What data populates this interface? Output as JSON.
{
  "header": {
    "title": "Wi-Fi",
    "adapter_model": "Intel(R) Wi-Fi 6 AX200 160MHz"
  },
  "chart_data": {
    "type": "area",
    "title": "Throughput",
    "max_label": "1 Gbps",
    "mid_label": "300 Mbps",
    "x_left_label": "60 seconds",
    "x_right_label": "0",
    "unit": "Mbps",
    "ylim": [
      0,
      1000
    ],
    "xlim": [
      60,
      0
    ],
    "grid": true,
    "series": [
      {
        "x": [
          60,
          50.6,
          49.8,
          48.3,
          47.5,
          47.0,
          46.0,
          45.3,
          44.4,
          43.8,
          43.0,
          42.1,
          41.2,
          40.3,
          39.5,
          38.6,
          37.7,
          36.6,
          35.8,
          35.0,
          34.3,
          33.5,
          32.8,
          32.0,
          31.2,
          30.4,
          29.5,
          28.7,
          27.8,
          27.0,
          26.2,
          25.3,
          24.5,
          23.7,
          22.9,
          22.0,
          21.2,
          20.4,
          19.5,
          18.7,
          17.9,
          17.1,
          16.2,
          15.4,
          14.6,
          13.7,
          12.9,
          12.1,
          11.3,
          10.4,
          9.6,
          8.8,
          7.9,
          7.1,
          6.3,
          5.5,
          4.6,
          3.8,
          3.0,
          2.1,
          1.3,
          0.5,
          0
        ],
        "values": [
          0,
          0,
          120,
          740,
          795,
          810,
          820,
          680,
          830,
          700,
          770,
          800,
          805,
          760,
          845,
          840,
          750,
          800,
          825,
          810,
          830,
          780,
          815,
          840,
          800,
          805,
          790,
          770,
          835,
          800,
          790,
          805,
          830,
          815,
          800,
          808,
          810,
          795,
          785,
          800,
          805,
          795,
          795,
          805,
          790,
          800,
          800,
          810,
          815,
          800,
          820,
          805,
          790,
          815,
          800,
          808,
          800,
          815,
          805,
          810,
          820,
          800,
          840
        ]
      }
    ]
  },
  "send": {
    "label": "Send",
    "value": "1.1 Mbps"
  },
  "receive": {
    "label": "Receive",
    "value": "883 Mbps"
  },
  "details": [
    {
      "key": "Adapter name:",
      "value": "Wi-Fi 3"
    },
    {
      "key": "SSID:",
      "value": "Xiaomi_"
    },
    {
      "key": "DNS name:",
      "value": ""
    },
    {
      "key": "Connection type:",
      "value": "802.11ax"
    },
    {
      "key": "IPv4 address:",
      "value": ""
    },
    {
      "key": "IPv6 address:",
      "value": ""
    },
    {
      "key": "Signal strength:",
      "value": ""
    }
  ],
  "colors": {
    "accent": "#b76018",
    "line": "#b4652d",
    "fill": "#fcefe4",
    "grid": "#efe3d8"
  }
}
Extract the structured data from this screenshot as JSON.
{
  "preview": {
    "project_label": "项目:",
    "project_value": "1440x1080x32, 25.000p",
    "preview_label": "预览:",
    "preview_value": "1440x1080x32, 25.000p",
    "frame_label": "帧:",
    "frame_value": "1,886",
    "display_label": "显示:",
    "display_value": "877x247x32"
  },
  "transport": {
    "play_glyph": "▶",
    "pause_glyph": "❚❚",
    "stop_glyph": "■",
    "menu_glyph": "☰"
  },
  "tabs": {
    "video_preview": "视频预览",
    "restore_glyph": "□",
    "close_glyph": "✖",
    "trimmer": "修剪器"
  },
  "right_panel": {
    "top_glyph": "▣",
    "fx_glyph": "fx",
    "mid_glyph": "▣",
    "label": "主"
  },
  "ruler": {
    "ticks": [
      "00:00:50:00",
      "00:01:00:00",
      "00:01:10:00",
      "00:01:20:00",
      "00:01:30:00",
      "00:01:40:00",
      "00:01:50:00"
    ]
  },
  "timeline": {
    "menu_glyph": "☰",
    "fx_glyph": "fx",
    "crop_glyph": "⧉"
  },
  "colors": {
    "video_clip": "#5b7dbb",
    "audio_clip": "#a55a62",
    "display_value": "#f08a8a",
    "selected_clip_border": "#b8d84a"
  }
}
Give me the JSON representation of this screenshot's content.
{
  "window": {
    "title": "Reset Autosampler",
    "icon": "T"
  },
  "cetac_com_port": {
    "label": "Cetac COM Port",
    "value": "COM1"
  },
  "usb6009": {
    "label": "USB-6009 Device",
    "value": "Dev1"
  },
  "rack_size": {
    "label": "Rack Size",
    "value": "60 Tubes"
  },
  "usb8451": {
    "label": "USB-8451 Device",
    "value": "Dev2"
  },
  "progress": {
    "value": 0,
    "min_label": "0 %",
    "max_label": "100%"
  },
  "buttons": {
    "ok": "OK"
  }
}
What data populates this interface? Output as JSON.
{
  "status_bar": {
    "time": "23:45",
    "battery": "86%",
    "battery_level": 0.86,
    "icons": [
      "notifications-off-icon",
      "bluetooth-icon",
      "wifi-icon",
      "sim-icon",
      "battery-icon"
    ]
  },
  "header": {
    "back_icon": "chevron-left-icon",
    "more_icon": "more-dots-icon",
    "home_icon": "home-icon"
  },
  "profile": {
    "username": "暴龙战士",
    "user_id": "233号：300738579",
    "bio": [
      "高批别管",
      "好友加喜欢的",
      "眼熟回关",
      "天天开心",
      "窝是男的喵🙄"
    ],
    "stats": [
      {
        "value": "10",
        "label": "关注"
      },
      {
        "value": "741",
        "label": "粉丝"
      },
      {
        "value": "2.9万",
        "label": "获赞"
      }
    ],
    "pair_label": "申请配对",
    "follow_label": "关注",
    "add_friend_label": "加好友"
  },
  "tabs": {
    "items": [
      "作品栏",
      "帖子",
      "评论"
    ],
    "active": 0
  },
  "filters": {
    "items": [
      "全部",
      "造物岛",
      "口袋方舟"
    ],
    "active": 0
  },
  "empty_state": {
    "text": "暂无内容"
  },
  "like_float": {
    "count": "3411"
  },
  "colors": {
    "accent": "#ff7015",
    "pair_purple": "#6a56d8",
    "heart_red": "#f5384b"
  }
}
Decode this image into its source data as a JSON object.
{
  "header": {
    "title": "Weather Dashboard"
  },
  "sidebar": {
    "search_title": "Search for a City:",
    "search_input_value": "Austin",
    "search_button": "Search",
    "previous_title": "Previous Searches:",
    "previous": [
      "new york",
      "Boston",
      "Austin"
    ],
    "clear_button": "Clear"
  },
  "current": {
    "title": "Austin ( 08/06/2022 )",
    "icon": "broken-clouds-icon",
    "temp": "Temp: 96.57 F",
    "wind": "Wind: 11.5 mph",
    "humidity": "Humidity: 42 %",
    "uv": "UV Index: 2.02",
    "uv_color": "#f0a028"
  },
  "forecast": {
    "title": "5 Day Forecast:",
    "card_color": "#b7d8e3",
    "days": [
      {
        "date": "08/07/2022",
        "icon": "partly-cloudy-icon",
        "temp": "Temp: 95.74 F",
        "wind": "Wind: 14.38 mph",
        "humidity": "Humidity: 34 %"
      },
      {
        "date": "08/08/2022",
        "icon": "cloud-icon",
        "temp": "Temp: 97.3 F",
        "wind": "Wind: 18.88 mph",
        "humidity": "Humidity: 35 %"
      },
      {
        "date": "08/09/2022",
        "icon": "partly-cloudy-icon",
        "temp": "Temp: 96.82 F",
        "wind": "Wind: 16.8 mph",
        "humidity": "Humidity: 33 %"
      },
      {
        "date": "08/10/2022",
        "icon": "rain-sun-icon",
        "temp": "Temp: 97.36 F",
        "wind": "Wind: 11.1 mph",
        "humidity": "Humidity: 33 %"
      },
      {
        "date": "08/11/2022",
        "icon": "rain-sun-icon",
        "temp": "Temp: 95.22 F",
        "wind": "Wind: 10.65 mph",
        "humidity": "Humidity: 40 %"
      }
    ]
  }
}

- YOUR OBJECTIVE: Restate the data above word for word.

- FULL ANSWER:
What data populates this interface? Output as JSON.
{
  "header": {
    "title": "Wi-Fi",
    "adapter_model": "Intel(R) Wi-Fi 6 AX200 160MHz"
  },
  "chart_data": {
    "type": "area",
    "title": "Throughput",
    "max_label": "1 Gbps",
    "mid_label": "300 Mbps",
    "x_left_label": "60 seconds",
    "x_right_label": "0",
    "unit": "Mbps",
    "ylim": [
      0,
      1000
    ],
    "xlim": [
      60,
      0
    ],
    "grid": true,
    "series": [
      {
        "x": [
          60,
          50.6,
          49.8,
          48.3,
          47.5,
          47.0,
          46.0,
          45.3,
          44.4,
          43.8,
          43.0,
          42.1,
          41.2,
          40.3,
          39.5,
          38.6,
          37.7,
          36.6,
          35.8,
          35.0,
          34.3,
          33.5,
          32.8,
          32.0,
          31.2,
          30.4,
          29.5,
          28.7,
          27.8,
          27.0,
          26.2,
          25.3,
          24.5,
          23.7,
          22.9,
          22.0,
          21.2,
          20.4,
          19.5,
          18.7,
          17.9,
          17.1,
          16.2,
          15.4,
          14.6,
          13.7,
          12.9,
          12.1,
          11.3,
          10.4,
          9.6,
          8.8,
          7.9,
          7.1,
          6.3,
          5.5,
          4.6,
          3.8,
          3.0,
          2.1,
          1.3,
          0.5,
          0
        ],
        "values": [
          0,
          0,
          120,
          740,
          795,
          810,
          820,
          680,
          830,
          700,
          770,
          800,
          805,
          760,
          845,
          840,
          750,
          800,
          825,
          810,
          830,
          780,
          815,
          840,
          800,
          805,
          790,
          770,
          835,
          800,
          790,
          805,
          830,
          815,
          800,
          808,
          810,
          795,
          785,
          800,
          805,
          795,
          795,
          805,
          790,
          800,
          800,
          810,
          815,
          800,
          820,
          805,
          790,
          815,
          800,
          808,
          800,
          815,
          805,
          810,
          820,
          800,
          840
        ]
      }
    ]
  },
  "send": {
    "label": "Send",
    "value": "1.1 Mbps"
  },
  "receive": {
    "label": "Receive",
    "value": "883 Mbps"
  },
  "details": [
    {
      "key": "Adapter name:",
      "value": "Wi-Fi 3"
    },
    {
      "key": "SSID:",
      "value": "Xiaomi_"
    },
    {
      "key": "DNS name:",
      "value": ""
    },
    {
      "key": "Connection type:",
      "value": "802.11ax"
    },
    {
      "key": "IPv4 address:",
      "value": ""
    },
    {
      "key": "IPv6 address:",
      "value": ""
    },
    {
      "key": "Signal strength:",
      "value": ""
    }
  ],
  "colors": {
    "accent": "#b76018",
    "line": "#b4652d",
    "fill": "#fcefe4",
    "grid": "#efe3d8"
  }
}
Extract the structured data from this screenshot as JSON.
{
  "preview": {
    "project_label": "项目:",
    "project_value": "1440x1080x32, 25.000p",
    "preview_label": "预览:",
    "preview_value": "1440x1080x32, 25.000p",
    "frame_label": "帧:",
    "frame_value": "1,886",
    "display_label": "显示:",
    "display_value": "877x247x32"
  },
  "transport": {
    "play_glyph": "▶",
    "pause_glyph": "❚❚",
    "stop_glyph": "■",
    "menu_glyph": "☰"
  },
  "tabs": {
    "video_preview": "视频预览",
    "restore_glyph": "□",
    "close_glyph": "✖",
    "trimmer": "修剪器"
  },
  "right_panel": {
    "top_glyph": "▣",
    "fx_glyph": "fx",
    "mid_glyph": "▣",
    "label": "主"
  },
  "ruler": {
    "ticks": [
      "00:00:50:00",
      "00:01:00:00",
      "00:01:10:00",
      "00:01:20:00",
      "00:01:30:00",
      "00:01:40:00",
      "00:01:50:00"
    ]
  },
  "timeline": {
    "menu_glyph": "☰",
    "fx_glyph": "fx",
    "crop_glyph": "⧉"
  },
  "colors": {
    "video_clip": "#5b7dbb",
    "audio_clip": "#a55a62",
    "display_value": "#f08a8a",
    "selected_clip_border": "#b8d84a"
  }
}
Give me the JSON representation of this screenshot's content.
{
  "window": {
    "title": "Reset Autosampler",
    "icon": "T"
  },
  "cetac_com_port": {
    "label": "Cetac COM Port",
    "value": "COM1"
  },
  "usb6009": {
    "label": "USB-6009 Device",
    "value": "Dev1"
  },
  "rack_size": {
    "label": "Rack Size",
    "value": "60 Tubes"
  },
  "usb8451": {
    "label": "USB-8451 Device",
    "value": "Dev2"
  },
  "progress": {
    "value": 0,
    "min_label": "0 %",
    "max_label": "100%"
  },
  "buttons": {
    "ok": "OK"
  }
}
What data populates this interface? Output as JSON.
{
  "status_bar": {
    "time": "23:45",
    "battery": "86%",
    "battery_level": 0.86,
    "icons": [
      "notifications-off-icon",
      "bluetooth-icon",
      "wifi-icon",
      "sim-icon",
      "battery-icon"
    ]
  },
  "header": {
    "back_icon": "chevron-left-icon",
    "more_icon": "more-dots-icon",
    "home_icon": "home-icon"
  },
  "profile": {
    "username": "暴龙战士",
    "user_id": "233号：300738579",
    "bio": [
      "高批别管",
      "好友加喜欢的",
      "眼熟回关",
      "天天开心",
      "窝是男的喵🙄"
    ],
    "stats": [
      {
        "value": "10",
        "label": "关注"
      },
      {
        "value": "741",
        "label": "粉丝"
      },
      {
        "value": "2.9万",
        "label": "获赞"
      }
    ],
    "pair_label": "申请配对",
    "follow_label": "关注",
    "add_friend_label": "加好友"
  },
  "tabs": {
    "items": [
      "作品栏",
      "帖子",
      "评论"
    ],
    "active": 0
  },
  "filters": {
    "items": [
      "全部",
      "造物岛",
      "口袋方舟"
    ],
    "active": 0
  },
  "empty_state": {
    "text": "暂无内容"
  },
  "like_float": {
    "count": "3411"
  },
  "colors": {
    "accent": "#ff7015",
    "pair_purple": "#6a56d8",
    "heart_red": "#f5384b"
  }
}
Decode this image into its source data as a JSON object.
{
  "header": {
    "title": "Weather Dashboard"
  },
  "sidebar": {
    "search_title": "Search for a City:",
    "search_input_value": "Austin",
    "search_button": "Search",
    "previous_title": "Previous Searches:",
    "previous": [
      "new york",
      "Boston",
      "Austin"
    ],
    "clear_button": "Clear"
  },
  "current": {
    "title": "Austin ( 08/06/2022 )",
    "icon": "broken-clouds-icon",
    "temp": "Temp: 96.57 F",
    "wind": "Wind: 11.5 mph",
    "humidity": "Humidity: 42 %",
    "uv": "UV Index: 2.02",
    "uv_color": "#f0a028"
  },
  "forecast": {
    "title": "5 Day Forecast:",
    "card_color": "#b7d8e3",
    "days": [
      {
        "date": "08/07/2022",
        "icon": "partly-cloudy-icon",
        "temp": "Temp: 95.74 F",
        "wind": "Wind: 14.38 mph",
        "humidity": "Humidity: 34 %"
      },
      {
        "date": "08/08/2022",
        "icon": "cloud-icon",
        "temp": "Temp: 97.3 F",
        "wind": "Wind: 18.88 mph",
        "humidity": "Humidity: 35 %"
      },
      {
        "date": "08/09/2022",
        "icon": "partly-cloudy-icon",
        "temp": "Temp: 96.82 F",
        "wind": "Wind: 16.8 mph",
        "humidity": "Humidity: 33 %"
      },
      {
        "date": "08/10/2022",
        "icon": "rain-sun-icon",
        "temp": "Temp: 97.36 F",
        "wind": "Wind: 11.1 mph",
        "humidity": "Humidity: 33 %"
      },
      {
        "date": "08/11/2022",
        "icon": "rain-sun-icon",
        "temp": "Temp: 95.22 F",
        "wind": "Wind: 10.65 mph",
        "humidity": "Humidity: 40 %"
      }
    ]
  }
}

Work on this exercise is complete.